--- STATED GOAL ---
Select, from the material below, each line with "this" in it.

--- RECORDS SHOWN ---
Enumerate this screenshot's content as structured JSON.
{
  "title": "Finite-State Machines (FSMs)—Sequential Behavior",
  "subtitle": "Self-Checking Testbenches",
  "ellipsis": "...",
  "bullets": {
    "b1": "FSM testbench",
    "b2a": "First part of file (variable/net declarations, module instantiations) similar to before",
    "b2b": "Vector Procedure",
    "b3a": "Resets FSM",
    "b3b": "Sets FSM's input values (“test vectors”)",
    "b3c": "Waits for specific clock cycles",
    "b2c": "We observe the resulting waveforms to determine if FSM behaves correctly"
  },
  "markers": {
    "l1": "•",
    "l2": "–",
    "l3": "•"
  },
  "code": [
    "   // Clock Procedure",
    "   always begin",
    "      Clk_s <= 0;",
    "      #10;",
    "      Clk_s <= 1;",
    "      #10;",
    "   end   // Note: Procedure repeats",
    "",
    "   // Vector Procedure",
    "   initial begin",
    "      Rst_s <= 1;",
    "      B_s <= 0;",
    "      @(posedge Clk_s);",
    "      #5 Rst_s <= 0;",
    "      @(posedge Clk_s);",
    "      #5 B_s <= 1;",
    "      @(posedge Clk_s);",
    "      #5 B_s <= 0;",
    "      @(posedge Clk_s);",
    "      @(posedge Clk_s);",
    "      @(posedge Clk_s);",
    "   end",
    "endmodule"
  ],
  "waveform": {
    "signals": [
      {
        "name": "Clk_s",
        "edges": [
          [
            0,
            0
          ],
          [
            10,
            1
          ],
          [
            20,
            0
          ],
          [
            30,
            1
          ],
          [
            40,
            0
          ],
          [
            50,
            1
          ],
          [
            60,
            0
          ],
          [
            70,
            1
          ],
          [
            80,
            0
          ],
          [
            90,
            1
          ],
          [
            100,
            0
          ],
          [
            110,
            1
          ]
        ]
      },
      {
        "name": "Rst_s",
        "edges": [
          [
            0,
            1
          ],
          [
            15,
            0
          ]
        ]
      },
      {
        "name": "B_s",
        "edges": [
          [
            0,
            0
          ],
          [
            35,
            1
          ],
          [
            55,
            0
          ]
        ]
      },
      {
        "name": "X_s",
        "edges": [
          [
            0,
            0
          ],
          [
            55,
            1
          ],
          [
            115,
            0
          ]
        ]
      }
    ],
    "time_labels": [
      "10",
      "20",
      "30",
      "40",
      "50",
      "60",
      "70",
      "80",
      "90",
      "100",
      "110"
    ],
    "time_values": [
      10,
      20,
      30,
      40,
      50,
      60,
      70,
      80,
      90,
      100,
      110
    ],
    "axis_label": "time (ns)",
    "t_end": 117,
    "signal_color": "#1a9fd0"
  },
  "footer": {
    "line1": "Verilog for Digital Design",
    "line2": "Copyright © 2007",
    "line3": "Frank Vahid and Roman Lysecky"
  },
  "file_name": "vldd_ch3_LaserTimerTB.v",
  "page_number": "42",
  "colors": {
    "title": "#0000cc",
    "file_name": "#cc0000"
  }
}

--

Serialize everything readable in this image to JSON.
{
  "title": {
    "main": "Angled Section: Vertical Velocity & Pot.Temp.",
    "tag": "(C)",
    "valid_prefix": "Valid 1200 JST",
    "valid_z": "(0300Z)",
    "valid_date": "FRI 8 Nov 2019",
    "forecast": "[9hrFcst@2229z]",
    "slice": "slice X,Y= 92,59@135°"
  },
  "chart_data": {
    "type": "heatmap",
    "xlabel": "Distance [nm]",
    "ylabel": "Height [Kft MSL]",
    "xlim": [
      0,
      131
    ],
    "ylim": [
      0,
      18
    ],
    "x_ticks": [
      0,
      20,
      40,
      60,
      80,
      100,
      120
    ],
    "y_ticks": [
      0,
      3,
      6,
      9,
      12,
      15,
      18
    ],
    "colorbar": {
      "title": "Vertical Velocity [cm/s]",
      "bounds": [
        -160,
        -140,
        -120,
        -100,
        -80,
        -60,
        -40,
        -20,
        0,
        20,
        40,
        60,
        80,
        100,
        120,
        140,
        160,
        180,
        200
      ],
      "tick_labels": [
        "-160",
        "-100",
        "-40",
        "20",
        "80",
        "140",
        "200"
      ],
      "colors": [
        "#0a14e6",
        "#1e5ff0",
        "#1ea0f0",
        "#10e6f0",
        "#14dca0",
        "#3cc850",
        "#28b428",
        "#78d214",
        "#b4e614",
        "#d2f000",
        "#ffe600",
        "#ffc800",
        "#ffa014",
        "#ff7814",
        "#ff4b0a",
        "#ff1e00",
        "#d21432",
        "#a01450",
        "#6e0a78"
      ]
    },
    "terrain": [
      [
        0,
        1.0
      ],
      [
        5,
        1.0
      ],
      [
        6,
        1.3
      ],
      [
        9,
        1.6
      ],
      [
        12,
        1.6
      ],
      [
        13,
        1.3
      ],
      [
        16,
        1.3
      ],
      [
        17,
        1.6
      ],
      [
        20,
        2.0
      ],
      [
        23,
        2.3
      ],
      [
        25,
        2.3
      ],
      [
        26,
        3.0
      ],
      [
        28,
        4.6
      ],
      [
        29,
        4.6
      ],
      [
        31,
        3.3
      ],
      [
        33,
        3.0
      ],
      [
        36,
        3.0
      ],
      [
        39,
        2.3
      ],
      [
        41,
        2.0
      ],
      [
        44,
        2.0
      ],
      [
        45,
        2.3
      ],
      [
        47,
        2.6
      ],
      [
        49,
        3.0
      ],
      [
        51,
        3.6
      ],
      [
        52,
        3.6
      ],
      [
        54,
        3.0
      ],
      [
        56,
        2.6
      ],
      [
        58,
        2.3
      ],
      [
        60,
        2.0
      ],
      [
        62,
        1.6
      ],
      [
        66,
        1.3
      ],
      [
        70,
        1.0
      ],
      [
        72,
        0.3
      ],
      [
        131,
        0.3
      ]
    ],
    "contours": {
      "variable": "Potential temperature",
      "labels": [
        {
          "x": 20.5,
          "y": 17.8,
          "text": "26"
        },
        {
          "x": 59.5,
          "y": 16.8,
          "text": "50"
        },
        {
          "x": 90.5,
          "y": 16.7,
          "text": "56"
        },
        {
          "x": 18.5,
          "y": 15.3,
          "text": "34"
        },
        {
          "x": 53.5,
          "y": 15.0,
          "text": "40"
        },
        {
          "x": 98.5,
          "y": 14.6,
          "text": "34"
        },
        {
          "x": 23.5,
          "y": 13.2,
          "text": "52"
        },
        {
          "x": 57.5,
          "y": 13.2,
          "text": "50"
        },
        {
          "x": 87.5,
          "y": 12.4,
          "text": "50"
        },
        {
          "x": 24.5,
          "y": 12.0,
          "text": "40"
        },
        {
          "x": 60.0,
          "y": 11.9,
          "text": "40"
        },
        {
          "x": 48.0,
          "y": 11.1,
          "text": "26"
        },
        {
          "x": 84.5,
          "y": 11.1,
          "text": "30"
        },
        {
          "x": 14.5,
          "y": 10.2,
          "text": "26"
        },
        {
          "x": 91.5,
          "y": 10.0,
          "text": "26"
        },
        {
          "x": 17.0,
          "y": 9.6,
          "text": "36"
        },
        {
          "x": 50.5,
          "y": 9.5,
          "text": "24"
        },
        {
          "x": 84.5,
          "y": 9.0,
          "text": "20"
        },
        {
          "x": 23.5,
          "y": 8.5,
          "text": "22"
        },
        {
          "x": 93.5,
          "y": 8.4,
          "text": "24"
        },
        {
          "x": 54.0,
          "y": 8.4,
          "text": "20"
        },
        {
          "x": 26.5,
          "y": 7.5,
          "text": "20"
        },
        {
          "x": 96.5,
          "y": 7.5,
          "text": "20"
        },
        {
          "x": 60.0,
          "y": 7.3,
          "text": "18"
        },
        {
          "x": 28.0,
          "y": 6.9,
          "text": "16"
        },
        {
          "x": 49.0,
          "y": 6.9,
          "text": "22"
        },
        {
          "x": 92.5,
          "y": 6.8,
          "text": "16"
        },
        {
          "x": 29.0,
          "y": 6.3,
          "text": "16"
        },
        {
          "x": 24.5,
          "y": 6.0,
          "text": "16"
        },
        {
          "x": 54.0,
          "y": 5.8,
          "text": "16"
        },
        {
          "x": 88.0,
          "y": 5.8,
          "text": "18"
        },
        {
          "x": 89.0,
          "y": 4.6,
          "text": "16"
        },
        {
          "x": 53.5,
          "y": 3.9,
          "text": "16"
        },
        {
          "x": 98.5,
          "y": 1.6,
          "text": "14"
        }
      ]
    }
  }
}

--- FULL RESPONSE ---
Enumerate this screenshot's content as structured JSON.
Serialize everything readable in this image to JSON.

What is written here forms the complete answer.